# Textabschnitt
Insgesamt verfügt das Land damit mittlerweile über moderne Logistikflächen im Umfang von 30 Millionen Quadratmetern. Das entspricht fast einer Verdoppelung gegenüber dem Bestand von 2018 (15,9 Millionen Quadratmeter).
Produktionsunternehmen weiter interessiert
Die Dynamik schwächt sich nun allerdings etwas ab. Ende März 2023 befanden sich 2,1 Millionen Quadratmeter Lager- und Logistikflächen im Bau. Das sind 57 Prozent weniger als Ende März 2022. Dennoch zeigen sich Fachleute wie die Direktorin der Industrieabteilung bei Axi Immo, Anna Głowacz, in der Tageszeitung Rzeczpospolita verhalten optimistisch. Die Nachfrage nach modernen Flächen sei im 1. Quartal 2023 um 7 Prozent gegenüber dem Vorjahresquartal auf 1,2 Millionen Quadratmeter gestiegen. Ein Grund für das Wachstum waren noch laufende Verhandlungen aus dem Jahr 2022, die sich über den Jahreswechsel hinaus zögerten.
Nun aber halten die Inflation sowie hohe Betriebs- und Finanzierungskosten potenzielle Mieter von weiteren Transaktionen ab. Gerade Logistik- und E-Commerce-Firmen hätten 2022 zudem in Erwartung der Preissteigerungen Flächen über ihren eigentlichen Bedarf hinaus angemietet.
Eine wachsende Nachfrage sei dagegen von Seiten produzierender Unternehmen zu erwarten. Hier mache sich der Trend zum Nearshoring zunehmend bemerkbar: Unternehmen verlagern ihre Produktionsstätten zum Beispiel aus Asien wieder nach Europa zurück. Jakub Kurek, Abteilungsleiter für Industrie- und Lagerflächen bei der Immobilienfirma Newmark Polska, sieht insbesondere bei Unternehmen im Bereich Kfz-Industrie und Elektromobilität eine Tendenz, Lieferketten zu verkürzen. Dadurch rücke Polen als Standort stärker ins Blickfeld.
Marktführer starten neue Projekte
Auch die Bauentwicklungsfirmen zeigen sich laut Immobilienexpertin Głowacz zurückhaltender mit Investitionsprojekten. Von den gestiegenen Finanzierungskosten und der Forderung nach einem möglichst hohen Anteil bereits vorab abgeschlossener Mietverträge lassen sich nur einige Firmen mit genügend Eigenkapital nicht abschrecken. Das gilt vornehmlich dann, wenn es um spekulativ errichtete Objekte geht.

# Angezeigte Informationen

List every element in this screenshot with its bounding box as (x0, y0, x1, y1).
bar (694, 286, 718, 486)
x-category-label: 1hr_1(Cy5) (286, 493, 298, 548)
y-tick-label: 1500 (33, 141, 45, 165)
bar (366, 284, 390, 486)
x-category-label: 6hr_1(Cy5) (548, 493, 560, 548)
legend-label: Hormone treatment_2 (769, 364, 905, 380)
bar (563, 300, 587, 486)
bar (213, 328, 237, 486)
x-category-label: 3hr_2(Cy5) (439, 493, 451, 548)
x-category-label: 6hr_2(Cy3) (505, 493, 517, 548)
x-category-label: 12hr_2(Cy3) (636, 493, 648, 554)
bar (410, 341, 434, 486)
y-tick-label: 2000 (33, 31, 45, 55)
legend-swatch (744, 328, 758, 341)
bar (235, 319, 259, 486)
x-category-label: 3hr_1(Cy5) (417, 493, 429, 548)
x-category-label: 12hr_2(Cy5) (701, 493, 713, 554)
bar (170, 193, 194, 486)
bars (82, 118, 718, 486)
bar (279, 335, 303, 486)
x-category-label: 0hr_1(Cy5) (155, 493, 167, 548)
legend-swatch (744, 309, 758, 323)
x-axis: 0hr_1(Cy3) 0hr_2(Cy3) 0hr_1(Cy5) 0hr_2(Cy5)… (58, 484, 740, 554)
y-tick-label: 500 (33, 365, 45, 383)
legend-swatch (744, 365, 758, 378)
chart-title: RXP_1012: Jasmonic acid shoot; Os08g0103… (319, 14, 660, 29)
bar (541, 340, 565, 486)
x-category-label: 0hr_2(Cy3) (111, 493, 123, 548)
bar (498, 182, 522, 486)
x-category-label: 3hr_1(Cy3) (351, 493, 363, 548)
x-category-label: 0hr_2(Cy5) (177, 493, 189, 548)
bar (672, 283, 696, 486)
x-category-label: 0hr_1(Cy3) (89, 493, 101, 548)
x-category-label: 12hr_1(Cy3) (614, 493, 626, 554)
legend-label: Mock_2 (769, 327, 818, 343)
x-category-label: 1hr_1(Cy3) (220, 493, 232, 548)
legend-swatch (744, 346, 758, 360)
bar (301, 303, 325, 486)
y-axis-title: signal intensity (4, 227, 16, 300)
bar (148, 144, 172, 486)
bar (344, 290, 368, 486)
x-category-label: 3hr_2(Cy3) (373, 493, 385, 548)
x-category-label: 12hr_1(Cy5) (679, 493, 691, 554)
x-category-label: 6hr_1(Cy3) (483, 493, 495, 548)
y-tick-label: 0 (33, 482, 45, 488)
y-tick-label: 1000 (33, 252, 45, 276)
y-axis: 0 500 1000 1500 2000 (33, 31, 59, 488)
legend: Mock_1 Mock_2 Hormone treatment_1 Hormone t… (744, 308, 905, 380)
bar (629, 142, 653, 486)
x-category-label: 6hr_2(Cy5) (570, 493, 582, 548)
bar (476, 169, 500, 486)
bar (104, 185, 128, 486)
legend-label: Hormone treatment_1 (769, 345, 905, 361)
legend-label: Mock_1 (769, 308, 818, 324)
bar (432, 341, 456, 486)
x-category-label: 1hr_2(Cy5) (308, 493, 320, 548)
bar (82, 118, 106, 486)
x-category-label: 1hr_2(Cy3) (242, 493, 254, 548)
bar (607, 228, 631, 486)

# Arbeitsanweisungen
a. Fassen Sie im Textabschnitt über Logistikflächen in Polen den Absatz, der mit „Eine wachsende Nachfrage sei dagegen“ beginnt, als kurze Stichpunktliste zusammen.
b. Erklären Sie bitte in ein bis drei Sätzen anhand des Textabschnitts über Logistikflächen in Polen, warum die Nachfrage nach modernen Flächen im 1. Quartal 2023 gegenüber dem Vorjahresquartal gestiegen ist.
c. Führen Sie den Textabschnitt über Logistikflächen in Polen im Anschluss an seinen letzten Satz fort.

# Lösungen im Anschluss
a.
- Von produzierenden Unternehmen wird eine wachsende Nachfrage erwartet.
- Ursache ist der zunehmende Trend zum Nearshoring: Unternehmen verlagern Produktionsstätten etwa aus Asien nach Europa zurück.
- Jakub Kurek von Newmark Polska sieht vor allem in der Kfz-Industrie und der Elektromobilität die Tendenz, Lieferketten zu verkürzen.
- Dadurch rückt Polen als Standort stärker ins Blickfeld.

b. Die Nachfrage stieg um 7 Prozent auf 1,2 Millionen Quadratmeter. Ein Grund dafür waren noch laufende Verhandlungen aus dem Jahr 2022, die sich über den Jahreswechsel hinaus hinzogen.

c.
Zu den kapitalstarken Bauentwicklungsfirmen zählt der in Polen etablierte US-Konzern Panattoni. Dieser errichtet seit März 2023 in Świdnik in der südöstlich gelegenen Woiwodschaft Lublin einen umfangreichen Lagerpark mit einer Hallenfläche von 55.000 Quadratmetern, der 2023 fertiggestellt werden soll. Pre-let-Verträge konnte Panattoni dafür mit drei Firmen abschließen. Dazu zählt ein Hochtechnologie-Produktionsunternehmen, an dessen Bedarf die Räumlichkeiten ausgerichtet werden. Panattoni erhielt für das Vorhaben von der Alior Bank einen Kredit von 32,8 Millionen Euro.
Zuvor hatte Panattoni bereits von der Bank Pekao einen Kredit von 57 Millionen Euro für den Bau von Lagerflächen in Nadarzyn, südwestlich von Warschau, sowie einen weiteren Kredit von 67 Millionen Euro für ein Projekt bei Poznań (Posen) erhalten. Das Projekt Panattoni Park Nadarzyn II verwirklicht der US-Konzern zusammen mit der Gesellschaft International Industrial Properties. Die beiden zu diesem Komplex gehörenden Gebäude umfassen eine Gesamtfläche von über 91.000 Quadratmetern.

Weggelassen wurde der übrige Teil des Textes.